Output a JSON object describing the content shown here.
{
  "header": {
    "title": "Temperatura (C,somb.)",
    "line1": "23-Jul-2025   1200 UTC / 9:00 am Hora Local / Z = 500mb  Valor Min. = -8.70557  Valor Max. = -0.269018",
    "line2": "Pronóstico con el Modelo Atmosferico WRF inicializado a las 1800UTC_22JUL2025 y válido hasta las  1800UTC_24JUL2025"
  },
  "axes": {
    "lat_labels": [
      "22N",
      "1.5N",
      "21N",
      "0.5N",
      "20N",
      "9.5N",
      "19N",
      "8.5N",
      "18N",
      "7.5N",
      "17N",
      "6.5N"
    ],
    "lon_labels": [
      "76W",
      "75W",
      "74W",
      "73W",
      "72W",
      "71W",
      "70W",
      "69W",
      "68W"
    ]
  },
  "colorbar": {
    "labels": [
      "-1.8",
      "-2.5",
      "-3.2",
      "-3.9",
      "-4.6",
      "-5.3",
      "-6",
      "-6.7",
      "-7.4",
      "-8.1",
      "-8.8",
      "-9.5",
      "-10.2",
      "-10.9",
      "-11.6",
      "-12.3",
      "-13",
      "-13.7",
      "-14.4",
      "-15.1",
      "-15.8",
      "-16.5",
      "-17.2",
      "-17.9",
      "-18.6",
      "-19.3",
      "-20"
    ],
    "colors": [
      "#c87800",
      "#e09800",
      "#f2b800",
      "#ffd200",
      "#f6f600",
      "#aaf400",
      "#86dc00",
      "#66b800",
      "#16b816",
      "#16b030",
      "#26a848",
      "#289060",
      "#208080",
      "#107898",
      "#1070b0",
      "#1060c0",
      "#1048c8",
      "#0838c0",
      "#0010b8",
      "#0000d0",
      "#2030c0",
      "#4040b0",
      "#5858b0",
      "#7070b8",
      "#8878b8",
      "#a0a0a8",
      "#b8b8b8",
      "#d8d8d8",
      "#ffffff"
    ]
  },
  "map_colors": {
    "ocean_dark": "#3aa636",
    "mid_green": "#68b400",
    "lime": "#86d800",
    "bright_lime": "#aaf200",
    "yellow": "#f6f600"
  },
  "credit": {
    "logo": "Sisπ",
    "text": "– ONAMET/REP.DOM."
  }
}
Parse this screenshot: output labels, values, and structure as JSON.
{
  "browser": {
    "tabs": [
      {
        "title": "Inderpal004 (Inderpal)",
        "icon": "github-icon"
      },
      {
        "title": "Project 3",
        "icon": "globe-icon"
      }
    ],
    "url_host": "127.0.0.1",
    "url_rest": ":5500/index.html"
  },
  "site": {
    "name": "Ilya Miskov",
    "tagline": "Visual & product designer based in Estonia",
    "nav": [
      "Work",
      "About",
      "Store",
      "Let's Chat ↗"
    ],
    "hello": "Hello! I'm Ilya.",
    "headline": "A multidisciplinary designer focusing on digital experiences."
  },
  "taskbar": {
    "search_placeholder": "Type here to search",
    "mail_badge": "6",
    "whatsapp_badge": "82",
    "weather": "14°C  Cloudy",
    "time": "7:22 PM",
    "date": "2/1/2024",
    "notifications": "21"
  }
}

** Exercise instructions **
Print out every entry, keeping each one exact.

** Exercise output **
Output a JSON object describing the content shown here.
{
  "header": {
    "title": "Temperatura (C,somb.)",
    "line1": "23-Jul-2025   1200 UTC / 9:00 am Hora Local / Z = 500mb  Valor Min. = -8.70557  Valor Max. = -0.269018",
    "line2": "Pronóstico con el Modelo Atmosferico WRF inicializado a las 1800UTC_22JUL2025 y válido hasta las  1800UTC_24JUL2025"
  },
  "axes": {
    "lat_labels": [
      "22N",
      "1.5N",
      "21N",
      "0.5N",
      "20N",
      "9.5N",
      "19N",
      "8.5N",
      "18N",
      "7.5N",
      "17N",
      "6.5N"
    ],
    "lon_labels": [
      "76W",
      "75W",
      "74W",
      "73W",
      "72W",
      "71W",
      "70W",
      "69W",
      "68W"
    ]
  },
  "colorbar": {
    "labels": [
      "-1.8",
      "-2.5",
      "-3.2",
      "-3.9",
      "-4.6",
      "-5.3",
      "-6",
      "-6.7",
      "-7.4",
      "-8.1",
      "-8.8",
      "-9.5",
      "-10.2",
      "-10.9",
      "-11.6",
      "-12.3",
      "-13",
      "-13.7",
      "-14.4",
      "-15.1",
      "-15.8",
      "-16.5",
      "-17.2",
      "-17.9",
      "-18.6",
      "-19.3",
      "-20"
    ],
    "colors": [
      "#c87800",
      "#e09800",
      "#f2b800",
      "#ffd200",
      "#f6f600",
      "#aaf400",
      "#86dc00",
      "#66b800",
      "#16b816",
      "#16b030",
      "#26a848",
      "#289060",
      "#208080",
      "#107898",
      "#1070b0",
      "#1060c0",
      "#1048c8",
      "#0838c0",
      "#0010b8",
      "#0000d0",
      "#2030c0",
      "#4040b0",
      "#5858b0",
      "#7070b8",
      "#8878b8",
      "#a0a0a8",
      "#b8b8b8",
      "#d8d8d8",
      "#ffffff"
    ]
  },
  "map_colors": {
    "ocean_dark": "#3aa636",
    "mid_green": "#68b400",
    "lime": "#86d800",
    "bright_lime": "#aaf200",
    "yellow": "#f6f600"
  },
  "credit": {
    "logo": "Sisπ",
    "text": "– ONAMET/REP.DOM."
  }
}
Parse this screenshot: output labels, values, and structure as JSON.
{
  "browser": {
    "tabs": [
      {
        "title": "Inderpal004 (Inderpal)",
        "icon": "github-icon"
      },
      {
        "title": "Project 3",
        "icon": "globe-icon"
      }
    ],
    "url_host": "127.0.0.1",
    "url_rest": ":5500/index.html"
  },
  "site": {
    "name": "Ilya Miskov",
    "tagline": "Visual & product designer based in Estonia",
    "nav": [
      "Work",
      "About",
      "Store",
      "Let's Chat ↗"
    ],
    "hello": "Hello! I'm Ilya.",
    "headline": "A multidisciplinary designer focusing on digital experiences."
  },
  "taskbar": {
    "search_placeholder": "Type here to search",
    "mail_badge": "6",
    "whatsapp_badge": "82",
    "weather": "14°C  Cloudy",
    "time": "7:22 PM",
    "date": "2/1/2024",
    "notifications": "21"
  }
}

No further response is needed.